((

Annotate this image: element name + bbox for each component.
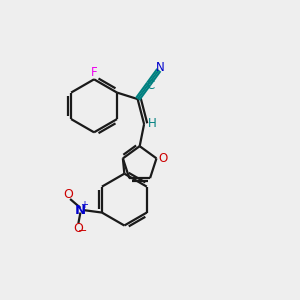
Text: O: O [63,188,73,201]
Text: N: N [75,204,86,217]
Text: O: O [158,152,168,165]
Text: H: H [148,117,157,130]
Text: C: C [147,79,155,92]
Text: F: F [91,66,98,80]
Text: N: N [156,61,165,74]
Text: O: O [74,222,83,235]
Text: −: − [78,226,87,236]
Text: +: + [80,200,88,210]
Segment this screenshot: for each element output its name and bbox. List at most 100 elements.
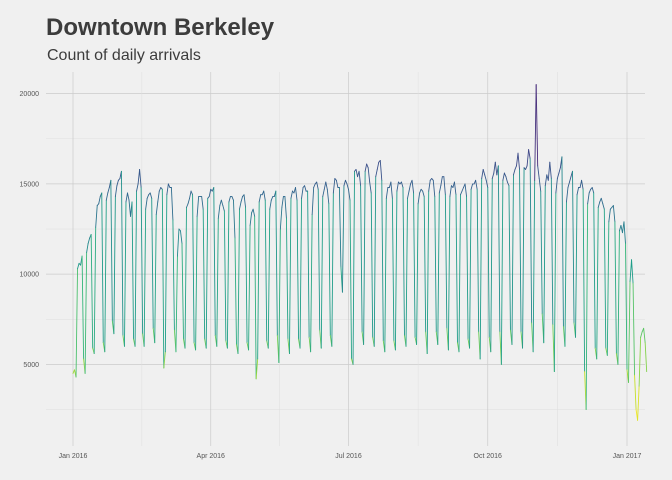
series-line-segment bbox=[550, 178, 554, 326]
series-line-segment bbox=[593, 192, 596, 349]
series-line-segment bbox=[349, 199, 352, 360]
series-line-segment bbox=[497, 165, 501, 333]
series-line-segment bbox=[438, 185, 442, 194]
series-line-segment bbox=[304, 185, 307, 192]
series-line-segment bbox=[532, 179, 536, 353]
series-line-segment bbox=[310, 214, 313, 353]
series-line-segment bbox=[338, 187, 342, 268]
series-line-segment bbox=[538, 178, 542, 192]
x-axis-tick-labels: Jan 2016 Apr 2016 Jul 2016 Oct 2016 Jan 2017 bbox=[59, 453, 642, 460]
series-line-segment bbox=[437, 192, 440, 345]
series-line-segment bbox=[364, 163, 368, 172]
series-line-segment bbox=[417, 192, 421, 205]
series-line-segment bbox=[320, 196, 324, 349]
series-line-segment bbox=[566, 187, 569, 203]
series-line-segment bbox=[270, 196, 274, 201]
series-line-segment bbox=[190, 190, 194, 196]
series-line-segment bbox=[505, 176, 508, 183]
series-line-segment bbox=[544, 174, 548, 187]
series-line-segment bbox=[151, 197, 154, 329]
series-line-segment bbox=[232, 199, 236, 239]
y-axis-tick-labels: 5000 10000 15000 20000 bbox=[20, 91, 40, 369]
series-line-segment bbox=[278, 228, 281, 364]
series-line-segment bbox=[316, 181, 319, 190]
series-line-segment bbox=[136, 183, 139, 192]
series-line-segment bbox=[201, 196, 204, 210]
series-line-segment bbox=[348, 188, 351, 201]
series-line-segment bbox=[385, 187, 389, 199]
series-line-segment bbox=[311, 187, 315, 216]
series-line-segment bbox=[401, 181, 404, 188]
series-line-segment bbox=[493, 161, 496, 174]
series-line-segment bbox=[575, 194, 578, 338]
series-line-segment bbox=[581, 179, 584, 190]
series-line-segment bbox=[625, 243, 628, 371]
series-line-segment bbox=[139, 169, 142, 188]
series-line-segment bbox=[154, 214, 157, 344]
series-line-segment bbox=[322, 188, 325, 197]
series-line-segment bbox=[323, 181, 327, 190]
series-line-segment bbox=[582, 188, 586, 373]
series-line-segment bbox=[537, 165, 540, 179]
series-line-segment bbox=[608, 208, 611, 223]
series-line-segment bbox=[299, 197, 303, 349]
series-line-segment bbox=[597, 201, 601, 208]
series-line-segment bbox=[216, 217, 219, 347]
series-line-segment bbox=[281, 196, 284, 208]
y-tick-label: 5000 bbox=[23, 362, 39, 369]
series-line-segment bbox=[290, 190, 293, 199]
series-line-segment bbox=[231, 196, 234, 201]
series-line-segment bbox=[279, 206, 283, 230]
series-line-segment bbox=[502, 172, 505, 181]
series-line-segment bbox=[555, 178, 558, 194]
series-line-segment bbox=[614, 221, 617, 355]
series-line-segment bbox=[396, 181, 399, 192]
series-line-segment bbox=[466, 196, 469, 340]
series-line-segment bbox=[634, 374, 637, 410]
series-line-segment bbox=[248, 224, 251, 351]
series-line-segment bbox=[284, 196, 287, 219]
series-line-segment bbox=[114, 185, 118, 197]
series-line-segment bbox=[444, 194, 448, 329]
series-line-segment bbox=[184, 206, 187, 349]
series-line-segment bbox=[313, 183, 316, 188]
series-line-segment bbox=[428, 179, 431, 192]
series-line-segment bbox=[529, 158, 533, 324]
series-line-segment bbox=[543, 185, 546, 344]
series-line-segment bbox=[275, 190, 278, 336]
series-line-segment bbox=[602, 203, 605, 210]
series-line-segment bbox=[264, 199, 268, 342]
series-line-segment bbox=[326, 188, 330, 205]
series-line-segment bbox=[352, 170, 355, 365]
series-line-segment bbox=[600, 197, 604, 205]
series-line-segment bbox=[402, 187, 405, 336]
series-line-segment bbox=[576, 187, 580, 196]
series-line-segment bbox=[606, 221, 610, 356]
series-line-segment bbox=[328, 203, 331, 336]
series-line-segment bbox=[629, 259, 632, 282]
series-line-segment bbox=[346, 183, 349, 190]
series-line-segment bbox=[332, 178, 336, 194]
series-line-segment bbox=[157, 190, 160, 203]
series-line-segment bbox=[422, 190, 425, 197]
series-line-segment bbox=[158, 187, 162, 192]
series-line-segment bbox=[146, 194, 150, 199]
series-line-segment bbox=[363, 170, 366, 345]
series-line-segment bbox=[295, 187, 298, 201]
series-line-segment bbox=[379, 159, 383, 181]
series-line-segment bbox=[556, 172, 560, 179]
series-line-segment bbox=[540, 190, 543, 315]
series-line-segment bbox=[643, 327, 646, 344]
series-line-segment bbox=[476, 188, 480, 333]
series-line-segment bbox=[77, 262, 80, 270]
arrivals-series bbox=[72, 84, 648, 421]
series-line-segment bbox=[163, 351, 166, 369]
series-line-segment bbox=[447, 196, 451, 351]
series-line-segment bbox=[116, 179, 119, 187]
series-line-segment bbox=[167, 183, 171, 188]
x-tick-label: Apr 2016 bbox=[197, 453, 226, 460]
series-line-segment bbox=[517, 152, 520, 170]
series-line-segment bbox=[202, 208, 206, 340]
series-line-segment bbox=[567, 181, 570, 188]
series-line-segment bbox=[638, 336, 642, 387]
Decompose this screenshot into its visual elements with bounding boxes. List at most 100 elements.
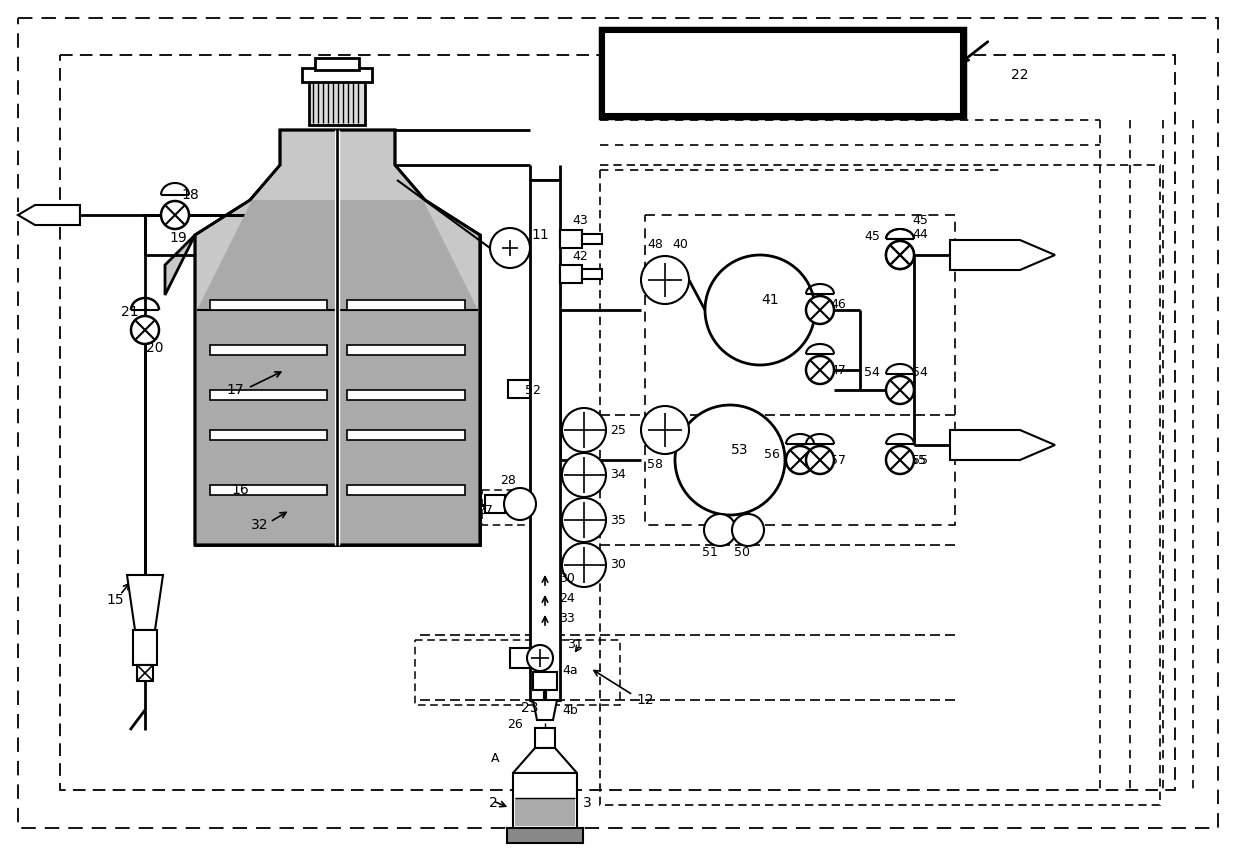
Circle shape — [562, 498, 606, 542]
Polygon shape — [600, 28, 965, 118]
Polygon shape — [534, 728, 556, 748]
Text: 28: 28 — [500, 473, 516, 487]
Polygon shape — [309, 80, 365, 125]
Text: 55: 55 — [911, 454, 928, 466]
Text: 34: 34 — [610, 468, 626, 482]
Polygon shape — [513, 773, 577, 828]
Circle shape — [503, 488, 536, 520]
Polygon shape — [533, 700, 557, 720]
Polygon shape — [19, 205, 81, 225]
Text: 22: 22 — [1012, 68, 1029, 82]
Circle shape — [732, 514, 764, 546]
Polygon shape — [195, 235, 480, 545]
Polygon shape — [210, 300, 327, 310]
Polygon shape — [136, 665, 153, 681]
Text: 16: 16 — [231, 483, 249, 497]
Text: 54: 54 — [913, 365, 928, 378]
Circle shape — [490, 228, 529, 268]
Circle shape — [675, 405, 785, 515]
Text: 54: 54 — [864, 365, 880, 378]
Polygon shape — [508, 380, 529, 398]
Text: 24: 24 — [559, 592, 575, 605]
Polygon shape — [510, 648, 529, 668]
Circle shape — [641, 256, 689, 304]
Circle shape — [641, 406, 689, 454]
Text: 15: 15 — [107, 593, 124, 607]
Text: 33: 33 — [559, 611, 575, 624]
Text: 40: 40 — [672, 238, 688, 252]
Circle shape — [806, 296, 835, 324]
Circle shape — [887, 446, 914, 474]
Polygon shape — [485, 495, 505, 513]
Polygon shape — [195, 200, 255, 235]
Polygon shape — [513, 748, 577, 773]
Circle shape — [704, 514, 737, 546]
Circle shape — [706, 255, 815, 365]
Text: 25: 25 — [610, 423, 626, 437]
Polygon shape — [582, 234, 601, 244]
Polygon shape — [582, 269, 601, 279]
Text: 30: 30 — [610, 559, 626, 572]
Circle shape — [806, 446, 835, 474]
Polygon shape — [347, 390, 465, 400]
Text: 52: 52 — [525, 383, 541, 397]
Text: 35: 35 — [610, 514, 626, 527]
Text: 30: 30 — [559, 572, 575, 584]
Polygon shape — [529, 180, 560, 700]
Text: 45: 45 — [913, 214, 928, 226]
Circle shape — [562, 543, 606, 587]
Text: 26: 26 — [507, 718, 523, 732]
Text: 47: 47 — [830, 364, 846, 377]
Text: 31: 31 — [567, 639, 583, 651]
Text: 11: 11 — [531, 228, 549, 242]
Polygon shape — [347, 430, 465, 440]
Polygon shape — [950, 240, 1055, 270]
Polygon shape — [210, 485, 327, 495]
Polygon shape — [347, 300, 465, 310]
Text: 50: 50 — [734, 546, 750, 560]
Text: 19: 19 — [169, 231, 187, 245]
Text: 51: 51 — [702, 546, 718, 560]
Circle shape — [887, 241, 914, 269]
Text: 4b: 4b — [562, 704, 578, 717]
Text: 44: 44 — [913, 228, 928, 242]
Circle shape — [562, 408, 606, 452]
Polygon shape — [950, 430, 1055, 460]
Polygon shape — [347, 485, 465, 495]
Polygon shape — [210, 345, 327, 355]
Text: 55: 55 — [910, 454, 926, 466]
Text: 53: 53 — [732, 443, 749, 457]
Circle shape — [562, 453, 606, 497]
Polygon shape — [197, 200, 477, 310]
Text: 18: 18 — [181, 188, 198, 202]
Polygon shape — [303, 68, 372, 82]
Circle shape — [887, 241, 914, 269]
Text: 57: 57 — [830, 454, 846, 466]
Polygon shape — [533, 672, 557, 690]
Text: 58: 58 — [647, 459, 663, 471]
Text: 46: 46 — [830, 298, 846, 311]
Text: 56: 56 — [764, 449, 780, 461]
Text: 3: 3 — [583, 796, 591, 810]
Text: 4a: 4a — [562, 663, 578, 677]
Text: 32: 32 — [252, 518, 269, 532]
Polygon shape — [195, 130, 480, 545]
Text: A: A — [491, 751, 500, 765]
Polygon shape — [315, 58, 360, 70]
Text: 20: 20 — [146, 341, 164, 355]
Circle shape — [806, 356, 835, 384]
Text: 48: 48 — [647, 238, 663, 252]
Polygon shape — [210, 390, 327, 400]
Polygon shape — [420, 200, 480, 235]
Polygon shape — [515, 798, 575, 826]
Text: 41: 41 — [761, 293, 779, 307]
Circle shape — [161, 201, 188, 229]
Text: 17: 17 — [226, 383, 244, 397]
Polygon shape — [133, 630, 157, 665]
Polygon shape — [197, 310, 477, 543]
Text: 43: 43 — [572, 214, 588, 226]
Text: 21: 21 — [122, 305, 139, 319]
Text: 2: 2 — [489, 796, 497, 810]
Polygon shape — [210, 430, 327, 440]
Circle shape — [527, 645, 553, 671]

))

任务说明 => 请把从含有“series-line-segment bbox=[550, 178, 554, 326]”的那一行起、到含有“series-line-segment bbox=[582, 188, 586, 373]”的那一行止的全部内容（首尾两行都算在内）呈现为 Markdown 表格，列名依次为“序号”和“条目行”，空行不列入。

最终结果 =>
| 序号 | 条目行 |
|---|---|
| 1 | series-line-segment bbox=[550, 178, 554, 326] |
| 2 | series-line-segment bbox=[593, 192, 596, 349] |
| 3 | series-line-segment bbox=[349, 199, 352, 360] |
| 4 | series-line-segment bbox=[497, 165, 501, 333] |
| 5 | series-line-segment bbox=[438, 185, 442, 194] |
| 6 | series-line-segment bbox=[304, 185, 307, 192] |
| 7 | series-line-segment bbox=[532, 179, 536, 353] |
| 8 | series-line-segment bbox=[310, 214, 313, 353] |
| 9 | series-line-segment bbox=[338, 187, 342, 268] |
| 10 | series-line-segment bbox=[538, 178, 542, 192] |
| 11 | x-axis-tick-labels: Jan 2016 Apr 2016 Jul 2016 Oct 2016 Jan 2017 bbox=[59, 453, 642, 460] |
| 12 | series-line-segment bbox=[437, 192, 440, 345] |
| 13 | series-line-segment bbox=[364, 163, 368, 172] |
| 14 | series-line-segment bbox=[417, 192, 421, 205] |
| 15 | series-line-segment bbox=[320, 196, 324, 349] |
| 16 | series-line-segment bbox=[566, 187, 569, 203] |
| 17 | series-line-segment bbox=[270, 196, 274, 201] |
| 18 | series-line-segment bbox=[190, 190, 194, 196] |
| 19 | series-line-segment bbox=[505, 176, 508, 183] |
| 20 | series-line-segment bbox=[544, 174, 548, 187] |
| 21 | series-line-segment bbox=[151, 197, 154, 329] |
| 22 | series-line-segment bbox=[232, 199, 236, 239] |
| 23 | y-axis-tick-labels: 5000 10000 15000 20000 bbox=[20, 91, 40, 369] |
| 24 | series-line-segment bbox=[278, 228, 281, 364] |
| 25 | series-line-segment bbox=[316, 181, 319, 190] |
| 26 | series-line-segment bbox=[136, 183, 139, 192] |
| 27 | series-line-segment bbox=[201, 196, 204, 210] |
| 28 | series-line-segment bbox=[348, 188, 351, 201] |
| 29 | series-line-segment bbox=[385, 187, 389, 199] |
| 30 | series-line-segment bbox=[311, 187, 315, 216] |
| 31 | series-line-segment bbox=[401, 181, 404, 188] |
| 32 | series-line-segment bbox=[493, 161, 496, 174] |
| 33 | series-line-segment bbox=[575, 194, 578, 338] |
| 34 | series-line-segment bbox=[581, 179, 584, 190] |
| 35 | series-line-segment bbox=[625, 243, 628, 371] |
| 36 | series-line-segment bbox=[139, 169, 142, 188] |
| 37 | series-line-segment bbox=[154, 214, 157, 344] |
| 38 | series-line-segment bbox=[322, 188, 325, 197] |
| 39 | series-line-segment bbox=[323, 181, 327, 190] |
| 40 | series-line-segment bbox=[582, 188, 586, 373] |